ENTRIES PROVIDED:
--- Begin ---
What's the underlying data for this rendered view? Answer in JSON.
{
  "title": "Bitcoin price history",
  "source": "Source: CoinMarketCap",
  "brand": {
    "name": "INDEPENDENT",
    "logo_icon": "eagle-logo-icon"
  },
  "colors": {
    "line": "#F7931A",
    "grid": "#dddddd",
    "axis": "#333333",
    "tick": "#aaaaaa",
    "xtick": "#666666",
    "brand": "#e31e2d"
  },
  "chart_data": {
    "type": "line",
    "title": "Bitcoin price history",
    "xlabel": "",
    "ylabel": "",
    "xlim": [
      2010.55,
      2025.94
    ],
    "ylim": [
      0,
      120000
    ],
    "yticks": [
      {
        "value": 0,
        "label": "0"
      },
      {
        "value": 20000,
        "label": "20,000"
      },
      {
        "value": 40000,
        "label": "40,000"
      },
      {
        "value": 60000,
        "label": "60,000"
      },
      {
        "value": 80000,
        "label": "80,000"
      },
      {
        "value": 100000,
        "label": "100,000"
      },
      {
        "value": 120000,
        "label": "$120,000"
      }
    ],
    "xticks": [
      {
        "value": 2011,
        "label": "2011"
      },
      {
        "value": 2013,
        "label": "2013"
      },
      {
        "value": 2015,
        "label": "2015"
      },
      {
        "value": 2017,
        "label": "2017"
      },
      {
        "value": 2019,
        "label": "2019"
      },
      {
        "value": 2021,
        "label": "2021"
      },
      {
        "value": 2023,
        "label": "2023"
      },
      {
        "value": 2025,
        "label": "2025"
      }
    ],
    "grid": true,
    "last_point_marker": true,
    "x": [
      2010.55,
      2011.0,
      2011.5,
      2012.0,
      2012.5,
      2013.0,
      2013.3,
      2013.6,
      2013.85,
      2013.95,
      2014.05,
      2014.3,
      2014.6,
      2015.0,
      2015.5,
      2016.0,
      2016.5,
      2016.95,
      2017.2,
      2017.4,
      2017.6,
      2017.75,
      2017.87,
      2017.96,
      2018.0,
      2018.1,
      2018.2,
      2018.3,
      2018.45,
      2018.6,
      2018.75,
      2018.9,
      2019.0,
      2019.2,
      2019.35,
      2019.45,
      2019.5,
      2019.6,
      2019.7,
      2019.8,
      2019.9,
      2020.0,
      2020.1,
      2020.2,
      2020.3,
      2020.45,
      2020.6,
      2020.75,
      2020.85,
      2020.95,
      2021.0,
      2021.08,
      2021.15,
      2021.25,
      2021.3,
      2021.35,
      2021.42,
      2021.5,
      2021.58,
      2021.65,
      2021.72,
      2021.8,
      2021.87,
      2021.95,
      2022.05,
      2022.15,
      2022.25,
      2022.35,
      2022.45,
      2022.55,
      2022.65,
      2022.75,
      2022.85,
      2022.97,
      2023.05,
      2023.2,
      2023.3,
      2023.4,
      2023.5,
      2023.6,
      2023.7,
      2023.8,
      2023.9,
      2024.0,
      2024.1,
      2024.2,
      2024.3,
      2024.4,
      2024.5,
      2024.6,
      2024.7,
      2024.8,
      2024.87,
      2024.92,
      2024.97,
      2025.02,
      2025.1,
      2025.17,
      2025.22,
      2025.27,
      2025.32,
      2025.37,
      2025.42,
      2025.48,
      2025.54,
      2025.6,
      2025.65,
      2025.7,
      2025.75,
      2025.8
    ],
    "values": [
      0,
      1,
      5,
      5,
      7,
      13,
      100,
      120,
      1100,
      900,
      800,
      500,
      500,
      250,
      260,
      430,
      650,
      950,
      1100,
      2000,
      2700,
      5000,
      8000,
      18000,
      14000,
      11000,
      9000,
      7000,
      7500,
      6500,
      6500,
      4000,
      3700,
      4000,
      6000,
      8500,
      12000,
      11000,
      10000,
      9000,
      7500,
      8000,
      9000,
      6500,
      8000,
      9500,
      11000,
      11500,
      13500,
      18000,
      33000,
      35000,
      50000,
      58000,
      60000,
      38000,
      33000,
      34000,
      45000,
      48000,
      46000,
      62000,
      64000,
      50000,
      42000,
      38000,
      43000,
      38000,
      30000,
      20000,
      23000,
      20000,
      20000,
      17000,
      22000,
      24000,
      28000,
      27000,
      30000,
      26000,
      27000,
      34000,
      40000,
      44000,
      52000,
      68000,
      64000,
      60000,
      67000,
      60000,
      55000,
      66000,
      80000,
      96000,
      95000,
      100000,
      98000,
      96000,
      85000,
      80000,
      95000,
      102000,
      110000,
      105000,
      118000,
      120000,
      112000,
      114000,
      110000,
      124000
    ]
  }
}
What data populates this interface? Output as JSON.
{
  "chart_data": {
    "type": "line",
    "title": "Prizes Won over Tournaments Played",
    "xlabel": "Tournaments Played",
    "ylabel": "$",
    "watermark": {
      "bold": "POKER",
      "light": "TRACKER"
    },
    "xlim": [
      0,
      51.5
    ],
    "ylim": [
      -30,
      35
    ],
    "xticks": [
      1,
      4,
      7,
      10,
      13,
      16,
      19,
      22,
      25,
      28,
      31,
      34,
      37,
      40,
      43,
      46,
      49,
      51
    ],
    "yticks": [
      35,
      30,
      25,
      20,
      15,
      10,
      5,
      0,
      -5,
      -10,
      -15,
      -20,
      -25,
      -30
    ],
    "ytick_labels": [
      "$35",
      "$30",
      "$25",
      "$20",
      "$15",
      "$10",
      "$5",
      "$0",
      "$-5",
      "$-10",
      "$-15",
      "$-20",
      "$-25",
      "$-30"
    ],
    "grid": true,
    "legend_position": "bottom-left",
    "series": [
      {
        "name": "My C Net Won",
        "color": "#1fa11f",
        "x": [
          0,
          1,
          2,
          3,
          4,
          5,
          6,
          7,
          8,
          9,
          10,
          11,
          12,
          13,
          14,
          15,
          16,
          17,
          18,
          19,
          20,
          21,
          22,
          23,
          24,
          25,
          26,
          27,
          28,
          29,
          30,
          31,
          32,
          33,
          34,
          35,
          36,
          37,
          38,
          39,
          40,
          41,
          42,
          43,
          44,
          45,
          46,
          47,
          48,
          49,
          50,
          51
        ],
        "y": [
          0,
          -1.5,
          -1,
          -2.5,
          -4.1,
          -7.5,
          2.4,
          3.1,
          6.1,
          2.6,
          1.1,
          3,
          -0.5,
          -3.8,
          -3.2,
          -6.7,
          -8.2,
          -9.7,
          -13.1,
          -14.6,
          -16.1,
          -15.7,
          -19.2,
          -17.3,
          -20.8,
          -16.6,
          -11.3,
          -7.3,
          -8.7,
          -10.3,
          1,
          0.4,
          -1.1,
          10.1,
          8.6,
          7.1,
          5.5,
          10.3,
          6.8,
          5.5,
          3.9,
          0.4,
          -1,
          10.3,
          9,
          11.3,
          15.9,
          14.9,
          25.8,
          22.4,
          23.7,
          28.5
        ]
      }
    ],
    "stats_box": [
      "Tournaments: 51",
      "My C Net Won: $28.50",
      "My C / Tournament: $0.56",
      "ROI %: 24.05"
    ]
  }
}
--- End ---
JOB: Output a single number: how many lines contain the word "What".

THE REPLY: 2